• Direction: Every line of the records must be repeated exactly; pictures stay out.

• Supplied material:

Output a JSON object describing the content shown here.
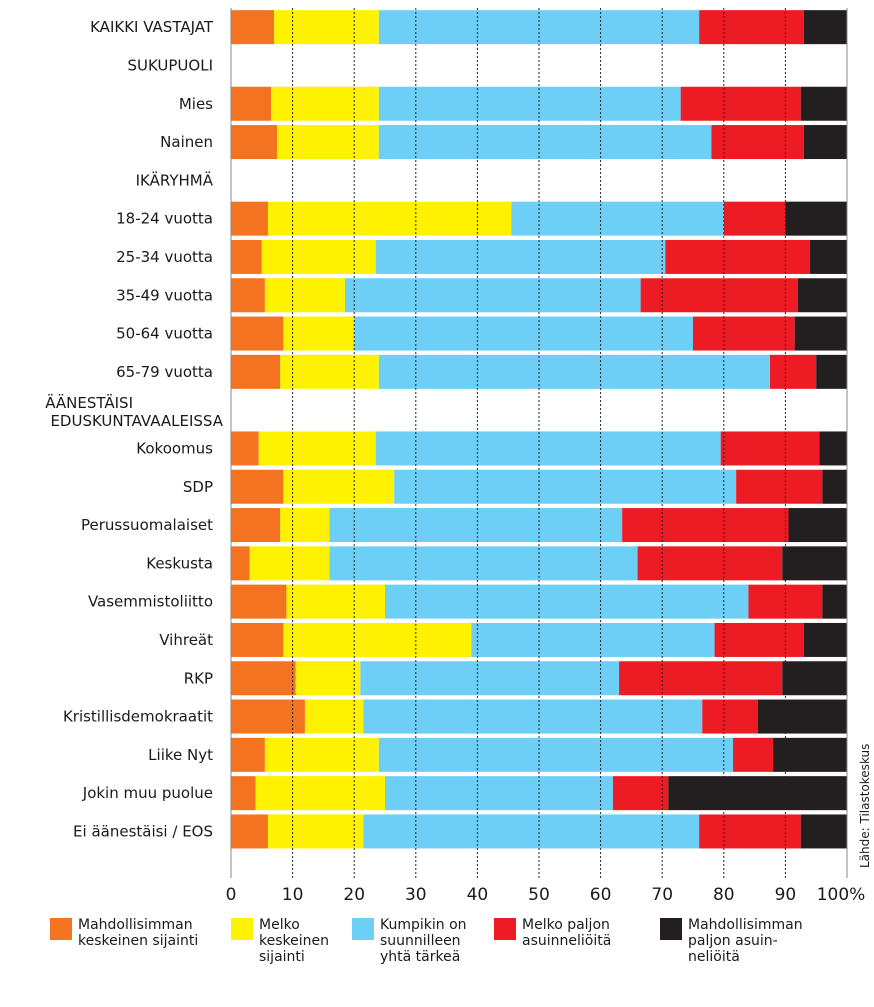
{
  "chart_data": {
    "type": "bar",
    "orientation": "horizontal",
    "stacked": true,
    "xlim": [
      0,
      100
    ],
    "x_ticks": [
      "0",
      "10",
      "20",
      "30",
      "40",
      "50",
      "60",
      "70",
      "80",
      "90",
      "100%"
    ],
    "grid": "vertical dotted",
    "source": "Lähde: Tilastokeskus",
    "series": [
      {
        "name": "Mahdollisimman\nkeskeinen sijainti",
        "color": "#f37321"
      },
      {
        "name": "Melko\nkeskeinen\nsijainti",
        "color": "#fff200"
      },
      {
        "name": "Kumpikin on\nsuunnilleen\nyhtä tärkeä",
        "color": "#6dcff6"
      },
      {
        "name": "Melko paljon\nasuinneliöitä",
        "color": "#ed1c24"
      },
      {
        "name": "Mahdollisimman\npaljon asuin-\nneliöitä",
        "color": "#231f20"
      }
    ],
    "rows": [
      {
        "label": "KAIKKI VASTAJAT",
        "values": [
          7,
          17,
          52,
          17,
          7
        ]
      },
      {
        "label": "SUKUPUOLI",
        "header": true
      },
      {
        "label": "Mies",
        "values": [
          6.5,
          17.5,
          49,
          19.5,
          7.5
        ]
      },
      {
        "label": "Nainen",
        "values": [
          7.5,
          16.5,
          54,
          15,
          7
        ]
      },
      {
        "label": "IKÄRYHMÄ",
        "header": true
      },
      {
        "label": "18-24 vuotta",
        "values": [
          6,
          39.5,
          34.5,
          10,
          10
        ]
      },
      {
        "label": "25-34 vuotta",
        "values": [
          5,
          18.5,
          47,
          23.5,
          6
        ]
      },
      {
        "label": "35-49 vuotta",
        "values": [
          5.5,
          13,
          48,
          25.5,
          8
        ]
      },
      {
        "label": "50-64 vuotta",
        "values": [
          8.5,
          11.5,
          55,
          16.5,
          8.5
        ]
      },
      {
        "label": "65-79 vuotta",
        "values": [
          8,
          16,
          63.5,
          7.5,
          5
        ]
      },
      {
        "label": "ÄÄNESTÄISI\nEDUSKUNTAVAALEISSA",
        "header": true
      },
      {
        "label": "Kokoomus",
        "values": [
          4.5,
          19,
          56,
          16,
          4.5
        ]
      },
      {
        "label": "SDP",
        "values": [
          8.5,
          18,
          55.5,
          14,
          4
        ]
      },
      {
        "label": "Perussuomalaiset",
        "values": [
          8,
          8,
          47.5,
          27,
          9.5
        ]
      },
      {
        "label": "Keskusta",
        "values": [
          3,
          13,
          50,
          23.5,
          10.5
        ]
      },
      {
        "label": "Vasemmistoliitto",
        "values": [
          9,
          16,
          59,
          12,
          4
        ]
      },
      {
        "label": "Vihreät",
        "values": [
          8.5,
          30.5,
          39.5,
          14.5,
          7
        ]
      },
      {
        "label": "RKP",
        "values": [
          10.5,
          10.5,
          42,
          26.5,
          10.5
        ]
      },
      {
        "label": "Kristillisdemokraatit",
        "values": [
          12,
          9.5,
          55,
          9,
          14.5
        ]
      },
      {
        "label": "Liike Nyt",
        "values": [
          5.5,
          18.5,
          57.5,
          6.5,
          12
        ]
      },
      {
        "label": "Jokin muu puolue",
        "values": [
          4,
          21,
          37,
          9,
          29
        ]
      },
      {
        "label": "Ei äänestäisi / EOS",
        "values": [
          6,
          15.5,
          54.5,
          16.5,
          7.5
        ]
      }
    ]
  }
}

• Exercise output:
Output a JSON object describing the content shown here.
{
  "chart_data": {
    "type": "bar",
    "orientation": "horizontal",
    "stacked": true,
    "xlim": [
      0,
      100
    ],
    "x_ticks": [
      "0",
      "10",
      "20",
      "30",
      "40",
      "50",
      "60",
      "70",
      "80",
      "90",
      "100%"
    ],
    "grid": "vertical dotted",
    "source": "Lähde: Tilastokeskus",
    "series": [
      {
        "name": "Mahdollisimman\nkeskeinen sijainti",
        "color": "#f37321"
      },
      {
        "name": "Melko\nkeskeinen\nsijainti",
        "color": "#fff200"
      },
      {
        "name": "Kumpikin on\nsuunnilleen\nyhtä tärkeä",
        "color": "#6dcff6"
      },
      {
        "name": "Melko paljon\nasuinneliöitä",
        "color": "#ed1c24"
      },
      {
        "name": "Mahdollisimman\npaljon asuin-\nneliöitä",
        "color": "#231f20"
      }
    ],
    "rows": [
      {
        "label": "KAIKKI VASTAJAT",
        "values": [
          7,
          17,
          52,
          17,
          7
        ]
      },
      {
        "label": "SUKUPUOLI",
        "header": true
      },
      {
        "label": "Mies",
        "values": [
          6.5,
          17.5,
          49,
          19.5,
          7.5
        ]
      },
      {
        "label": "Nainen",
        "values": [
          7.5,
          16.5,
          54,
          15,
          7
        ]
      },
      {
        "label": "IKÄRYHMÄ",
        "header": true
      },
      {
        "label": "18-24 vuotta",
        "values": [
          6,
          39.5,
          34.5,
          10,
          10
        ]
      },
      {
        "label": "25-34 vuotta",
        "values": [
          5,
          18.5,
          47,
          23.5,
          6
        ]
      },
      {
        "label": "35-49 vuotta",
        "values": [
          5.5,
          13,
          48,
          25.5,
          8
        ]
      },
      {
        "label": "50-64 vuotta",
        "values": [
          8.5,
          11.5,
          55,
          16.5,
          8.5
        ]
      },
      {
        "label": "65-79 vuotta",
        "values": [
          8,
          16,
          63.5,
          7.5,
          5
        ]
      },
      {
        "label": "ÄÄNESTÄISI\nEDUSKUNTAVAALEISSA",
        "header": true
      },
      {
        "label": "Kokoomus",
        "values": [
          4.5,
          19,
          56,
          16,
          4.5
        ]
      },
      {
        "label": "SDP",
        "values": [
          8.5,
          18,
          55.5,
          14,
          4
        ]
      },
      {
        "label": "Perussuomalaiset",
        "values": [
          8,
          8,
          47.5,
          27,
          9.5
        ]
      },
      {
        "label": "Keskusta",
        "values": [
          3,
          13,
          50,
          23.5,
          10.5
        ]
      },
      {
        "label": "Vasemmistoliitto",
        "values": [
          9,
          16,
          59,
          12,
          4
        ]
      },
      {
        "label": "Vihreät",
        "values": [
          8.5,
          30.5,
          39.5,
          14.5,
          7
        ]
      },
      {
        "label": "RKP",
        "values": [
          10.5,
          10.5,
          42,
          26.5,
          10.5
        ]
      },
      {
        "label": "Kristillisdemokraatit",
        "values": [
          12,
          9.5,
          55,
          9,
          14.5
        ]
      },
      {
        "label": "Liike Nyt",
        "values": [
          5.5,
          18.5,
          57.5,
          6.5,
          12
        ]
      },
      {
        "label": "Jokin muu puolue",
        "values": [
          4,
          21,
          37,
          9,
          29
        ]
      },
      {
        "label": "Ei äänestäisi / EOS",
        "values": [
          6,
          15.5,
          54.5,
          16.5,
          7.5
        ]
      }
    ]
  }
}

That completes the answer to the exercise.